━━━ Record excerpts

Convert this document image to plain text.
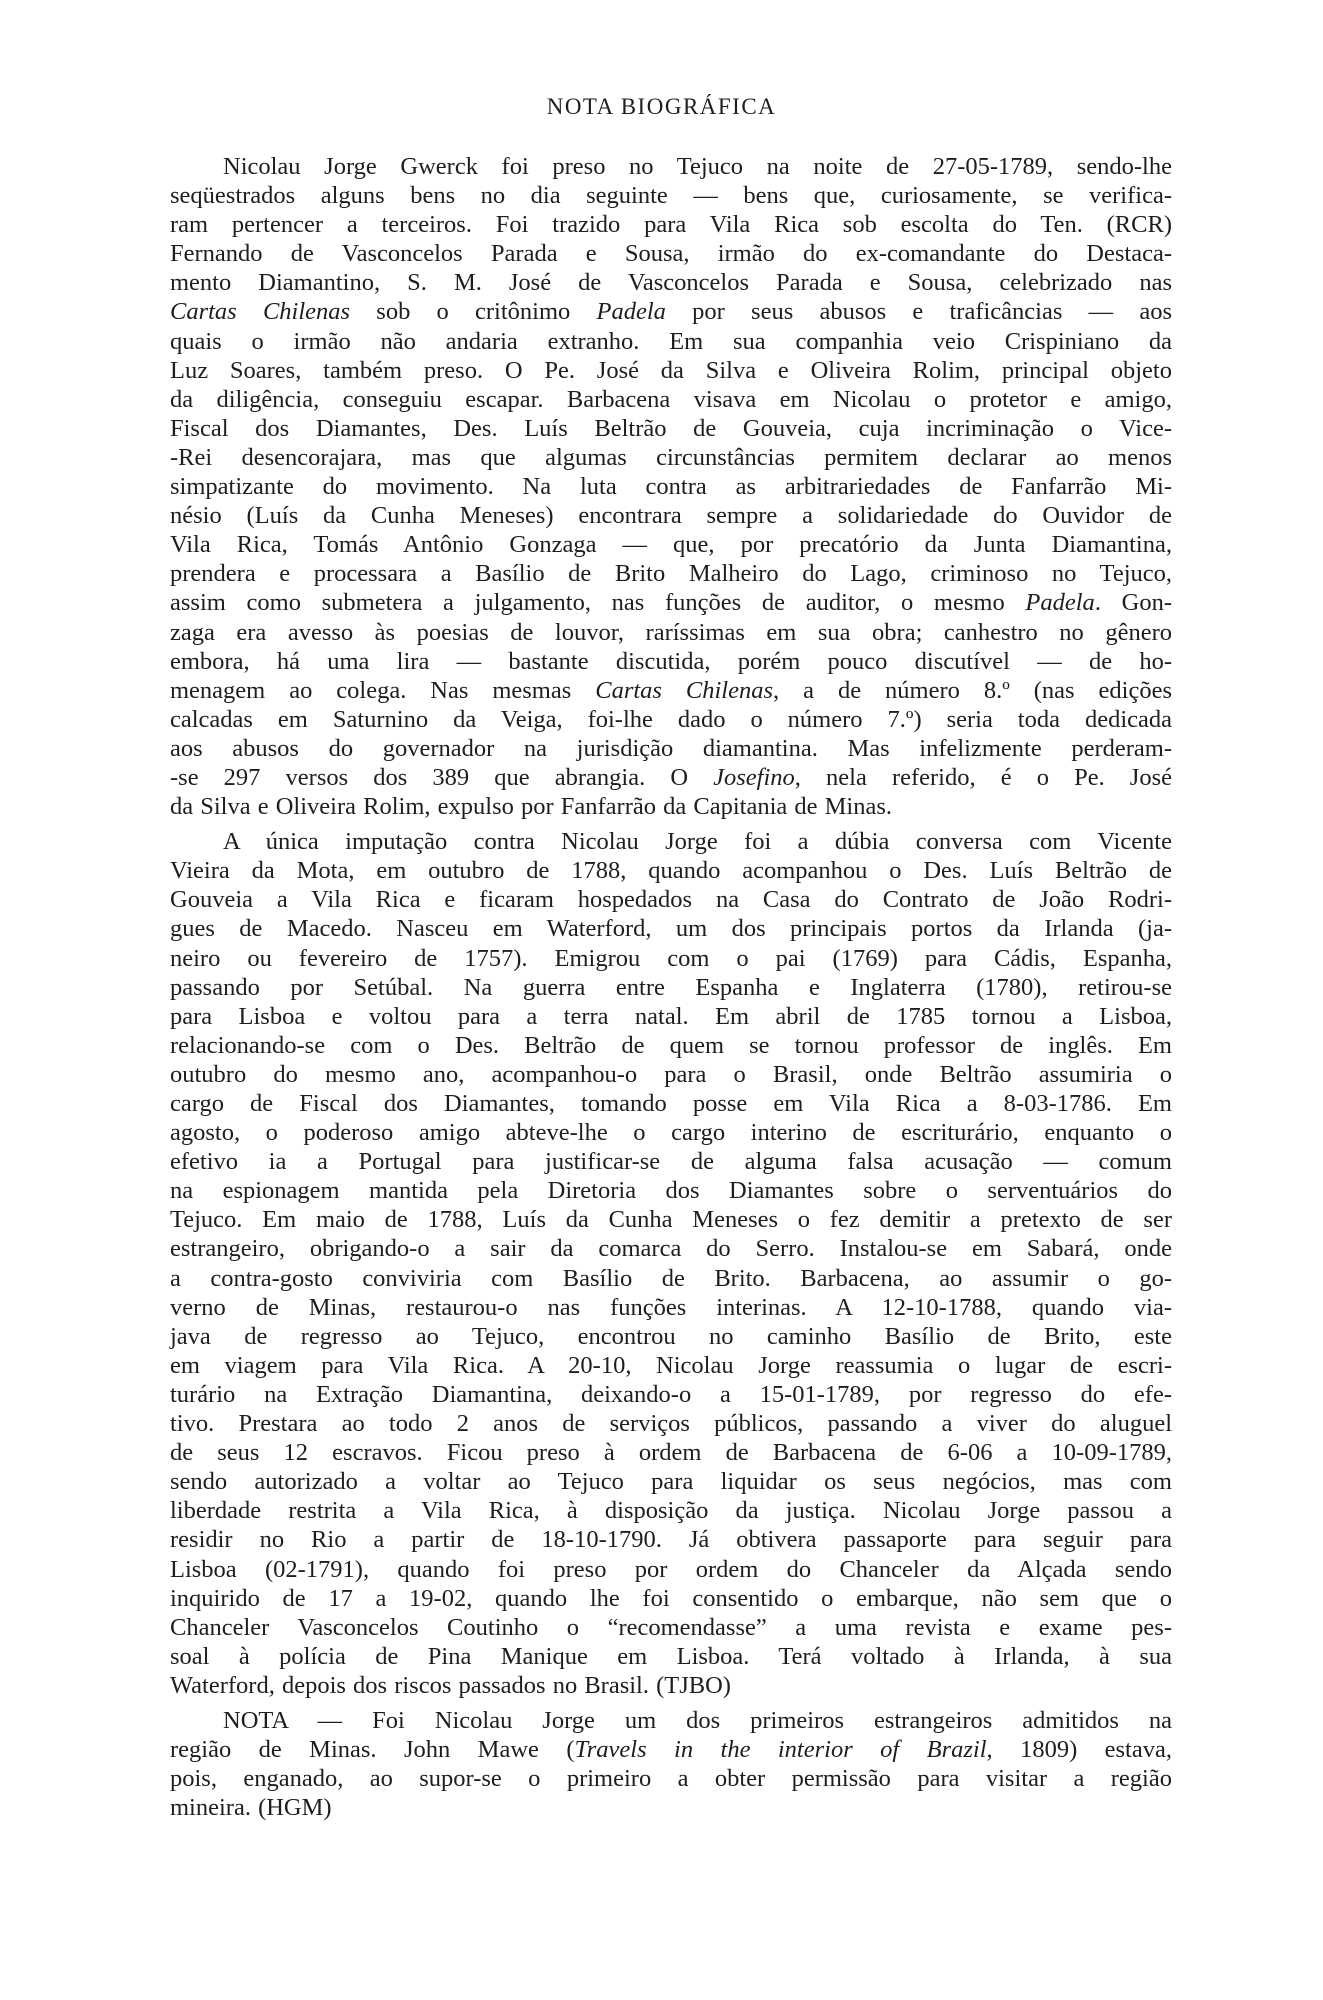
NOTA BIOGRÁFICA
Nicolau Jorge Gwerck foi preso no Tejuco na noite de 27-05-1789, sendo-lhe
seqüestrados alguns bens no dia seguinte — bens que, curiosamente, se verifica-
ram pertencer a terceiros. Foi trazido para Vila Rica sob escolta do Ten. (RCR)
Fernando de Vasconcelos Parada e Sousa, irmão do ex-comandante do Destaca-
mento Diamantino, S. M. José de Vasconcelos Parada e Sousa, celebrizado nas
Cartas Chilenas sob o critônimo Padela por seus abusos e traficâncias — aos
quais o irmão não andaria extranho. Em sua companhia veio Crispiniano da
Luz Soares, também preso. O Pe. José da Silva e Oliveira Rolim, principal objeto
da diligência, conseguiu escapar. Barbacena visava em Nicolau o protetor e amigo,
Fiscal dos Diamantes, Des. Luís Beltrão de Gouveia, cuja incriminação o Vice-
-Rei desencorajara, mas que algumas circunstâncias permitem declarar ao menos
simpatizante do movimento. Na luta contra as arbitrariedades de Fanfarrão Mi-
nésio (Luís da Cunha Meneses) encontrara sempre a solidariedade do Ouvidor de
Vila Rica, Tomás Antônio Gonzaga — que, por precatório da Junta Diamantina,
prendera e processara a Basílio de Brito Malheiro do Lago, criminoso no Tejuco,
assim como submetera a julgamento, nas funções de auditor, o mesmo Padela. Gon-
zaga era avesso às poesias de louvor, raríssimas em sua obra; canhestro no gênero
embora, há uma lira — bastante discutida, porém pouco discutível — de ho-
menagem ao colega. Nas mesmas Cartas Chilenas, a de número 8.º (nas edições
calcadas em Saturnino da Veiga, foi-lhe dado o número 7.º) seria toda dedicada
aos abusos do governador na jurisdição diamantina. Mas infelizmente perderam-
-se 297 versos dos 389 que abrangia. O Josefino, nela referido, é o Pe. José
da Silva e Oliveira Rolim, expulso por Fanfarrão da Capitania de Minas.
A única imputação contra Nicolau Jorge foi a dúbia conversa com Vicente
Vieira da Mota, em outubro de 1788, quando acompanhou o Des. Luís Beltrão de
Gouveia a Vila Rica e ficaram hospedados na Casa do Contrato de João Rodri-
gues de Macedo. Nasceu em Waterford, um dos principais portos da Irlanda (ja-
neiro ou fevereiro de 1757). Emigrou com o pai (1769) para Cádis, Espanha,
passando por Setúbal. Na guerra entre Espanha e Inglaterra (1780), retirou-se
para Lisboa e voltou para a terra natal. Em abril de 1785 tornou a Lisboa,
relacionando-se com o Des. Beltrão de quem se tornou professor de inglês. Em
outubro do mesmo ano, acompanhou-o para o Brasil, onde Beltrão assumiria o
cargo de Fiscal dos Diamantes, tomando posse em Vila Rica a 8-03-1786. Em
agosto, o poderoso amigo abteve-lhe o cargo interino de escriturário, enquanto o
efetivo ia a Portugal para justificar-se de alguma falsa acusação — comum
na espionagem mantida pela Diretoria dos Diamantes sobre o serventuários do
Tejuco. Em maio de 1788, Luís da Cunha Meneses o fez demitir a pretexto de ser
estrangeiro, obrigando-o a sair da comarca do Serro. Instalou-se em Sabará, onde
a contra-gosto conviviria com Basílio de Brito. Barbacena, ao assumir o go-
verno de Minas, restaurou-o nas funções interinas. A 12-10-1788, quando via-
java de regresso ao Tejuco, encontrou no caminho Basílio de Brito, este
em viagem para Vila Rica. A 20-10, Nicolau Jorge reassumia o lugar de escri-
turário na Extração Diamantina, deixando-o a 15-01-1789, por regresso do efe-
tivo. Prestara ao todo 2 anos de serviços públicos, passando a viver do aluguel
de seus 12 escravos. Ficou preso à ordem de Barbacena de 6-06 a 10-09-1789,
sendo autorizado a voltar ao Tejuco para liquidar os seus negócios, mas com
liberdade restrita a Vila Rica, à disposição da justiça. Nicolau Jorge passou a
residir no Rio a partir de 18-10-1790. Já obtivera passaporte para seguir para
Lisboa (02-1791), quando foi preso por ordem do Chanceler da Alçada sendo
inquirido de 17 a 19-02, quando lhe foi consentido o embarque, não sem que o
Chanceler Vasconcelos Coutinho o “recomendasse” a uma revista e exame pes-
soal à polícia de Pina Manique em Lisboa. Terá voltado à Irlanda, à sua
Waterford, depois dos riscos passados no Brasil. (TJBO)
NOTA — Foi Nicolau Jorge um dos primeiros estrangeiros admitidos na
região de Minas. John Mawe (Travels in the interior of Brazil, 1809) estava,
pois, enganado, ao supor-se o primeiro a obter permissão para visitar a região
mineira. (HGM)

━━━━━━

> [Your instructions]:
Print each record exactly as it stands, leaving the images out.

> [Response to the exercise]:
Convert this document image to plain text.
NOTA BIOGRÁFICA
Nicolau Jorge Gwerck foi preso no Tejuco na noite de 27-05-1789, sendo-lhe
seqüestrados alguns bens no dia seguinte — bens que, curiosamente, se verifica-
ram pertencer a terceiros. Foi trazido para Vila Rica sob escolta do Ten. (RCR)
Fernando de Vasconcelos Parada e Sousa, irmão do ex-comandante do Destaca-
mento Diamantino, S. M. José de Vasconcelos Parada e Sousa, celebrizado nas
Cartas Chilenas sob o critônimo Padela por seus abusos e traficâncias — aos
quais o irmão não andaria extranho. Em sua companhia veio Crispiniano da
Luz Soares, também preso. O Pe. José da Silva e Oliveira Rolim, principal objeto
da diligência, conseguiu escapar. Barbacena visava em Nicolau o protetor e amigo,
Fiscal dos Diamantes, Des. Luís Beltrão de Gouveia, cuja incriminação o Vice-
-Rei desencorajara, mas que algumas circunstâncias permitem declarar ao menos
simpatizante do movimento. Na luta contra as arbitrariedades de Fanfarrão Mi-
nésio (Luís da Cunha Meneses) encontrara sempre a solidariedade do Ouvidor de
Vila Rica, Tomás Antônio Gonzaga — que, por precatório da Junta Diamantina,
prendera e processara a Basílio de Brito Malheiro do Lago, criminoso no Tejuco,
assim como submetera a julgamento, nas funções de auditor, o mesmo Padela. Gon-
zaga era avesso às poesias de louvor, raríssimas em sua obra; canhestro no gênero
embora, há uma lira — bastante discutida, porém pouco discutível — de ho-
menagem ao colega. Nas mesmas Cartas Chilenas, a de número 8.º (nas edições
calcadas em Saturnino da Veiga, foi-lhe dado o número 7.º) seria toda dedicada
aos abusos do governador na jurisdição diamantina. Mas infelizmente perderam-
-se 297 versos dos 389 que abrangia. O Josefino, nela referido, é o Pe. José
da Silva e Oliveira Rolim, expulso por Fanfarrão da Capitania de Minas.
A única imputação contra Nicolau Jorge foi a dúbia conversa com Vicente
Vieira da Mota, em outubro de 1788, quando acompanhou o Des. Luís Beltrão de
Gouveia a Vila Rica e ficaram hospedados na Casa do Contrato de João Rodri-
gues de Macedo. Nasceu em Waterford, um dos principais portos da Irlanda (ja-
neiro ou fevereiro de 1757). Emigrou com o pai (1769) para Cádis, Espanha,
passando por Setúbal. Na guerra entre Espanha e Inglaterra (1780), retirou-se
para Lisboa e voltou para a terra natal. Em abril de 1785 tornou a Lisboa,
relacionando-se com o Des. Beltrão de quem se tornou professor de inglês. Em
outubro do mesmo ano, acompanhou-o para o Brasil, onde Beltrão assumiria o
cargo de Fiscal dos Diamantes, tomando posse em Vila Rica a 8-03-1786. Em
agosto, o poderoso amigo abteve-lhe o cargo interino de escriturário, enquanto o
efetivo ia a Portugal para justificar-se de alguma falsa acusação — comum
na espionagem mantida pela Diretoria dos Diamantes sobre o serventuários do
Tejuco. Em maio de 1788, Luís da Cunha Meneses o fez demitir a pretexto de ser
estrangeiro, obrigando-o a sair da comarca do Serro. Instalou-se em Sabará, onde
a contra-gosto conviviria com Basílio de Brito. Barbacena, ao assumir o go-
verno de Minas, restaurou-o nas funções interinas. A 12-10-1788, quando via-
java de regresso ao Tejuco, encontrou no caminho Basílio de Brito, este
em viagem para Vila Rica. A 20-10, Nicolau Jorge reassumia o lugar de escri-
turário na Extração Diamantina, deixando-o a 15-01-1789, por regresso do efe-
tivo. Prestara ao todo 2 anos de serviços públicos, passando a viver do aluguel
de seus 12 escravos. Ficou preso à ordem de Barbacena de 6-06 a 10-09-1789,
sendo autorizado a voltar ao Tejuco para liquidar os seus negócios, mas com
liberdade restrita a Vila Rica, à disposição da justiça. Nicolau Jorge passou a
residir no Rio a partir de 18-10-1790. Já obtivera passaporte para seguir para
Lisboa (02-1791), quando foi preso por ordem do Chanceler da Alçada sendo
inquirido de 17 a 19-02, quando lhe foi consentido o embarque, não sem que o
Chanceler Vasconcelos Coutinho o “recomendasse” a uma revista e exame pes-
soal à polícia de Pina Manique em Lisboa. Terá voltado à Irlanda, à sua
Waterford, depois dos riscos passados no Brasil. (TJBO)
NOTA — Foi Nicolau Jorge um dos primeiros estrangeiros admitidos na
região de Minas. John Mawe (Travels in the interior of Brazil, 1809) estava,
pois, enganado, ao supor-se o primeiro a obter permissão para visitar a região
mineira. (HGM)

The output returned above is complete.